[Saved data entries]
● ● ● ● ● ● ●
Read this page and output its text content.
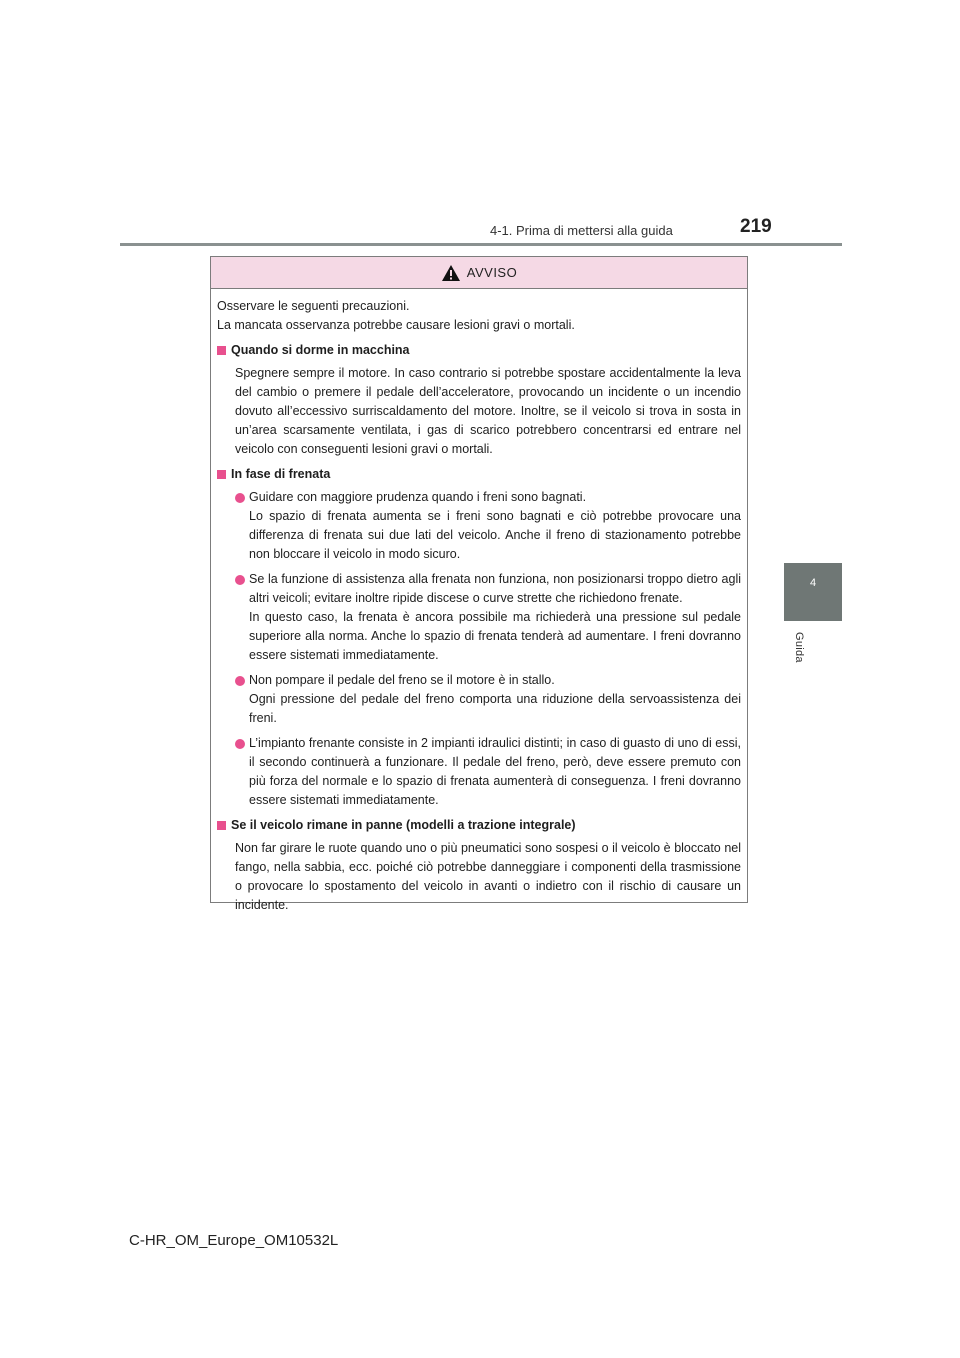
4-1. Prima di mettersi alla guida	219
4
Guida
AVVISO

Osservare le seguenti precauzioni.
La mancata osservanza potrebbe causare lesioni gravi o mortali.

Quando si dorme in macchina

Spegnere sempre il motore. In caso contrario si potrebbe spostare accidentalmente la leva del cambio o premere il pedale dell’acceleratore, provocando un incidente o un incendio dovuto all’eccessivo surriscaldamento del motore. Inoltre, se il veicolo si trova in sosta in un’area scarsamente ventilata, i gas di scarico potrebbero concentrarsi ed entrare nel veicolo con conseguenti lesioni gravi o mortali.

In fase di frenata
Guidare con maggiore prudenza quando i freni sono bagnati.
Lo spazio di frenata aumenta se i freni sono bagnati e ciò potrebbe provocare una differenza di frenata sui due lati del veicolo. Anche il freno di stazionamento potrebbe non bloccare il veicolo in modo sicuro.
Se la funzione di assistenza alla frenata non funziona, non posizionarsi troppo dietro agli altri veicoli; evitare inoltre ripide discese o curve strette che richiedono frenate.
In questo caso, la frenata è ancora possibile ma richiederà una pressione sul pedale superiore alla norma. Anche lo spazio di frenata tenderà ad aumentare. I freni dovranno essere sistemati immediatamente.
Non pompare il pedale del freno se il motore è in stallo.
Ogni pressione del pedale del freno comporta una riduzione della servoassistenza dei freni.
L’impianto frenante consiste in 2 impianti idraulici distinti; in caso di guasto di uno di essi, il secondo continuerà a funzionare. Il pedale del freno, però, deve essere premuto con più forza del normale e lo spazio di frenata aumenterà di conseguenza. I freni dovranno essere sistemati immediatamente.
Se il veicolo rimane in panne (modelli a trazione integrale)

Non far girare le ruote quando uno o più pneumatici sono sospesi o il veicolo è bloccato nel fango, nella sabbia, ecc. poiché ciò potrebbe danneggiare i componenti della trasmissione o provocare lo spostamento del veicolo in avanti o indietro con il rischio di causare un incidente.

C-HR_OM_Europe_OM10532L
● ● ● ● ● ● ●
Given instruction: Return all of the data exactly as written, and drop the pictures.

Answer to the task:
Read this page and output its text content.
4-1. Prima di mettersi alla guida	219
4
Guida
AVVISO

Osservare le seguenti precauzioni.
La mancata osservanza potrebbe causare lesioni gravi o mortali.

Quando si dorme in macchina

Spegnere sempre il motore. In caso contrario si potrebbe spostare accidentalmente la leva del cambio o premere il pedale dell’acceleratore, provocando un incidente o un incendio dovuto all’eccessivo surriscaldamento del motore. Inoltre, se il veicolo si trova in sosta in un’area scarsamente ventilata, i gas di scarico potrebbero concentrarsi ed entrare nel veicolo con conseguenti lesioni gravi o mortali.

In fase di frenata
Guidare con maggiore prudenza quando i freni sono bagnati.
Lo spazio di frenata aumenta se i freni sono bagnati e ciò potrebbe provocare una differenza di frenata sui due lati del veicolo. Anche il freno di stazionamento potrebbe non bloccare il veicolo in modo sicuro.
Se la funzione di assistenza alla frenata non funziona, non posizionarsi troppo dietro agli altri veicoli; evitare inoltre ripide discese o curve strette che richiedono frenate.
In questo caso, la frenata è ancora possibile ma richiederà una pressione sul pedale superiore alla norma. Anche lo spazio di frenata tenderà ad aumentare. I freni dovranno essere sistemati immediatamente.
Non pompare il pedale del freno se il motore è in stallo.
Ogni pressione del pedale del freno comporta una riduzione della servoassistenza dei freni.
L’impianto frenante consiste in 2 impianti idraulici distinti; in caso di guasto di uno di essi, il secondo continuerà a funzionare. Il pedale del freno, però, deve essere premuto con più forza del normale e lo spazio di frenata aumenterà di conseguenza. I freni dovranno essere sistemati immediatamente.
Se il veicolo rimane in panne (modelli a trazione integrale)

Non far girare le ruote quando uno o più pneumatici sono sospesi o il veicolo è bloccato nel fango, nella sabbia, ecc. poiché ciò potrebbe danneggiare i componenti della trasmissione o provocare lo spostamento del veicolo in avanti o indietro con il rischio di causare un incidente.

C-HR_OM_Europe_OM10532L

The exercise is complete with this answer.